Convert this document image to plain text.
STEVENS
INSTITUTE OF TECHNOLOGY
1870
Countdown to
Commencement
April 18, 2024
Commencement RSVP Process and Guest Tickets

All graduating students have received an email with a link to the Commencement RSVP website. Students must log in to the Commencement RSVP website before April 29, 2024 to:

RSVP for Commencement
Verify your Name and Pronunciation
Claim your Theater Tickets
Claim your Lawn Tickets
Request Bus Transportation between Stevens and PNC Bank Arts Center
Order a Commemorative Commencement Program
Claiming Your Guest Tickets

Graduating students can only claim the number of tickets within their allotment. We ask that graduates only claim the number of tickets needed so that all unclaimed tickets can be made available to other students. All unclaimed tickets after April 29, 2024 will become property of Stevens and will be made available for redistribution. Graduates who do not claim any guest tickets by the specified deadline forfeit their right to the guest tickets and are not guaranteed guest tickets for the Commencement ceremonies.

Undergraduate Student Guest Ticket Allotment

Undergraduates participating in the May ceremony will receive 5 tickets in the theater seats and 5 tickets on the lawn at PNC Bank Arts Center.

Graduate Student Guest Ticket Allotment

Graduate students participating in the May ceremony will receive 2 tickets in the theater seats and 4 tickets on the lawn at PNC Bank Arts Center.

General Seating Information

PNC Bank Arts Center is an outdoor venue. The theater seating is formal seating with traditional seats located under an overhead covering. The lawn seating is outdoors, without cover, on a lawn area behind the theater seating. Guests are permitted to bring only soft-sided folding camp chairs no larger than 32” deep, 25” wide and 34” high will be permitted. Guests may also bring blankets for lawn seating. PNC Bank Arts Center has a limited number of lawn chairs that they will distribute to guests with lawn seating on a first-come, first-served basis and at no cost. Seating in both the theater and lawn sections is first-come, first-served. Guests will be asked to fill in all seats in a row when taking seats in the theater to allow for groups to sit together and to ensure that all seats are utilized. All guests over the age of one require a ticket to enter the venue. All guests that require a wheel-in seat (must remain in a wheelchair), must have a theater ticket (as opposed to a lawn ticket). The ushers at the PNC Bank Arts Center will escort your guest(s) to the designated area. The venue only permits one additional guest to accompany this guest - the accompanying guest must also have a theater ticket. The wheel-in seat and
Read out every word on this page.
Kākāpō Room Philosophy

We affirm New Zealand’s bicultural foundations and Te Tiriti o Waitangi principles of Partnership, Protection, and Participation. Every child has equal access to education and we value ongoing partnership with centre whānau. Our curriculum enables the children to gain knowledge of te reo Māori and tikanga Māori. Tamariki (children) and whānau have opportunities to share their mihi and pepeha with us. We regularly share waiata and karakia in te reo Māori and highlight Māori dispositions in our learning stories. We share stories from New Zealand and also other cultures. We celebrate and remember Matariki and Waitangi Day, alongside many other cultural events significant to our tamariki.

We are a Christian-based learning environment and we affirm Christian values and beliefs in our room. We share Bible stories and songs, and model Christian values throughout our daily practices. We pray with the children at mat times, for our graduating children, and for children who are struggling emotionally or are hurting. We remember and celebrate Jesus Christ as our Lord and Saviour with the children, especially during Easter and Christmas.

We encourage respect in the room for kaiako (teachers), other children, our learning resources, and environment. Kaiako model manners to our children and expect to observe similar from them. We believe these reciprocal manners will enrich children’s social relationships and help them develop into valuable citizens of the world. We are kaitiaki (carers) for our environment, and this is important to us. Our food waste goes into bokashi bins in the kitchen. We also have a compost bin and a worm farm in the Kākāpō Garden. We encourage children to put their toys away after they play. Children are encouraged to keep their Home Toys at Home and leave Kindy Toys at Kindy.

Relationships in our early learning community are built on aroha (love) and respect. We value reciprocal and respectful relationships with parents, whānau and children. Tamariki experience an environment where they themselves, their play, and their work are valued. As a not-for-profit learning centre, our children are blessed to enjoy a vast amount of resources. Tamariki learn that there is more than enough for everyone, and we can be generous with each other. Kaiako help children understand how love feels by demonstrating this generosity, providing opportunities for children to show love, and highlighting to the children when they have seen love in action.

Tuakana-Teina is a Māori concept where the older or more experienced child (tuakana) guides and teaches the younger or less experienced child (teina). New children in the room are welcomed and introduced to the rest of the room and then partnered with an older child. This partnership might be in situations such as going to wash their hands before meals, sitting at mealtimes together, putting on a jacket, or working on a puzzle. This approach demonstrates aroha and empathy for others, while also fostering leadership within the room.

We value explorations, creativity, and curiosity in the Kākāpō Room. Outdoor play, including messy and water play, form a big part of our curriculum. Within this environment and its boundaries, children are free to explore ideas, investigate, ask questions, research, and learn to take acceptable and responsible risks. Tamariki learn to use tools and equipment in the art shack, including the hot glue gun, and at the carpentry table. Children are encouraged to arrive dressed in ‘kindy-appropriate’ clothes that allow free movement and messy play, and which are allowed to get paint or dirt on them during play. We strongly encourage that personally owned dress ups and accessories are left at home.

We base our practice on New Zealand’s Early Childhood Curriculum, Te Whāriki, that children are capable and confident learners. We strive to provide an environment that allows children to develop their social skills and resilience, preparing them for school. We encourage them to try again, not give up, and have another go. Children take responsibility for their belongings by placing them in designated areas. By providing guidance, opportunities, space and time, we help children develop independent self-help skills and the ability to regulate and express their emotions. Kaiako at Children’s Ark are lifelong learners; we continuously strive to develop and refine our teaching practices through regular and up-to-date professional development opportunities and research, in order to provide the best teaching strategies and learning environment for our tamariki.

-- What is asked --
Your task is to output all of the data above word for word.

-- The response --
Convert this document image to plain text.
STEVENS
INSTITUTE OF TECHNOLOGY
1870
Countdown to
Commencement
April 18, 2024
Commencement RSVP Process and Guest Tickets

All graduating students have received an email with a link to the Commencement RSVP website. Students must log in to the Commencement RSVP website before April 29, 2024 to:

RSVP for Commencement
Verify your Name and Pronunciation
Claim your Theater Tickets
Claim your Lawn Tickets
Request Bus Transportation between Stevens and PNC Bank Arts Center
Order a Commemorative Commencement Program
Claiming Your Guest Tickets

Graduating students can only claim the number of tickets within their allotment. We ask that graduates only claim the number of tickets needed so that all unclaimed tickets can be made available to other students. All unclaimed tickets after April 29, 2024 will become property of Stevens and will be made available for redistribution. Graduates who do not claim any guest tickets by the specified deadline forfeit their right to the guest tickets and are not guaranteed guest tickets for the Commencement ceremonies.

Undergraduate Student Guest Ticket Allotment

Undergraduates participating in the May ceremony will receive 5 tickets in the theater seats and 5 tickets on the lawn at PNC Bank Arts Center.

Graduate Student Guest Ticket Allotment

Graduate students participating in the May ceremony will receive 2 tickets in the theater seats and 4 tickets on the lawn at PNC Bank Arts Center.

General Seating Information

PNC Bank Arts Center is an outdoor venue. The theater seating is formal seating with traditional seats located under an overhead covering. The lawn seating is outdoors, without cover, on a lawn area behind the theater seating. Guests are permitted to bring only soft-sided folding camp chairs no larger than 32” deep, 25” wide and 34” high will be permitted. Guests may also bring blankets for lawn seating. PNC Bank Arts Center has a limited number of lawn chairs that they will distribute to guests with lawn seating on a first-come, first-served basis and at no cost. Seating in both the theater and lawn sections is first-come, first-served. Guests will be asked to fill in all seats in a row when taking seats in the theater to allow for groups to sit together and to ensure that all seats are utilized. All guests over the age of one require a ticket to enter the venue. All guests that require a wheel-in seat (must remain in a wheelchair), must have a theater ticket (as opposed to a lawn ticket). The ushers at the PNC Bank Arts Center will escort your guest(s) to the designated area. The venue only permits one additional guest to accompany this guest - the accompanying guest must also have a theater ticket. The wheel-in seat and
Read out every word on this page.
Kākāpō Room Philosophy

We affirm New Zealand’s bicultural foundations and Te Tiriti o Waitangi principles of Partnership, Protection, and Participation. Every child has equal access to education and we value ongoing partnership with centre whānau. Our curriculum enables the children to gain knowledge of te reo Māori and tikanga Māori. Tamariki (children) and whānau have opportunities to share their mihi and pepeha with us. We regularly share waiata and karakia in te reo Māori and highlight Māori dispositions in our learning stories. We share stories from New Zealand and also other cultures. We celebrate and remember Matariki and Waitangi Day, alongside many other cultural events significant to our tamariki.

We are a Christian-based learning environment and we affirm Christian values and beliefs in our room. We share Bible stories and songs, and model Christian values throughout our daily practices. We pray with the children at mat times, for our graduating children, and for children who are struggling emotionally or are hurting. We remember and celebrate Jesus Christ as our Lord and Saviour with the children, especially during Easter and Christmas.

We encourage respect in the room for kaiako (teachers), other children, our learning resources, and environment. Kaiako model manners to our children and expect to observe similar from them. We believe these reciprocal manners will enrich children’s social relationships and help them develop into valuable citizens of the world. We are kaitiaki (carers) for our environment, and this is important to us. Our food waste goes into bokashi bins in the kitchen. We also have a compost bin and a worm farm in the Kākāpō Garden. We encourage children to put their toys away after they play. Children are encouraged to keep their Home Toys at Home and leave Kindy Toys at Kindy.

Relationships in our early learning community are built on aroha (love) and respect. We value reciprocal and respectful relationships with parents, whānau and children. Tamariki experience an environment where they themselves, their play, and their work are valued. As a not-for-profit learning centre, our children are blessed to enjoy a vast amount of resources. Tamariki learn that there is more than enough for everyone, and we can be generous with each other. Kaiako help children understand how love feels by demonstrating this generosity, providing opportunities for children to show love, and highlighting to the children when they have seen love in action.

Tuakana-Teina is a Māori concept where the older or more experienced child (tuakana) guides and teaches the younger or less experienced child (teina). New children in the room are welcomed and introduced to the rest of the room and then partnered with an older child. This partnership might be in situations such as going to wash their hands before meals, sitting at mealtimes together, putting on a jacket, or working on a puzzle. This approach demonstrates aroha and empathy for others, while also fostering leadership within the room.

We value explorations, creativity, and curiosity in the Kākāpō Room. Outdoor play, including messy and water play, form a big part of our curriculum. Within this environment and its boundaries, children are free to explore ideas, investigate, ask questions, research, and learn to take acceptable and responsible risks. Tamariki learn to use tools and equipment in the art shack, including the hot glue gun, and at the carpentry table. Children are encouraged to arrive dressed in ‘kindy-appropriate’ clothes that allow free movement and messy play, and which are allowed to get paint or dirt on them during play. We strongly encourage that personally owned dress ups and accessories are left at home.

We base our practice on New Zealand’s Early Childhood Curriculum, Te Whāriki, that children are capable and confident learners. We strive to provide an environment that allows children to develop their social skills and resilience, preparing them for school. We encourage them to try again, not give up, and have another go. Children take responsibility for their belongings by placing them in designated areas. By providing guidance, opportunities, space and time, we help children develop independent self-help skills and the ability to regulate and express their emotions. Kaiako at Children’s Ark are lifelong learners; we continuously strive to develop and refine our teaching practices through regular and up-to-date professional development opportunities and research, in order to provide the best teaching strategies and learning environment for our tamariki.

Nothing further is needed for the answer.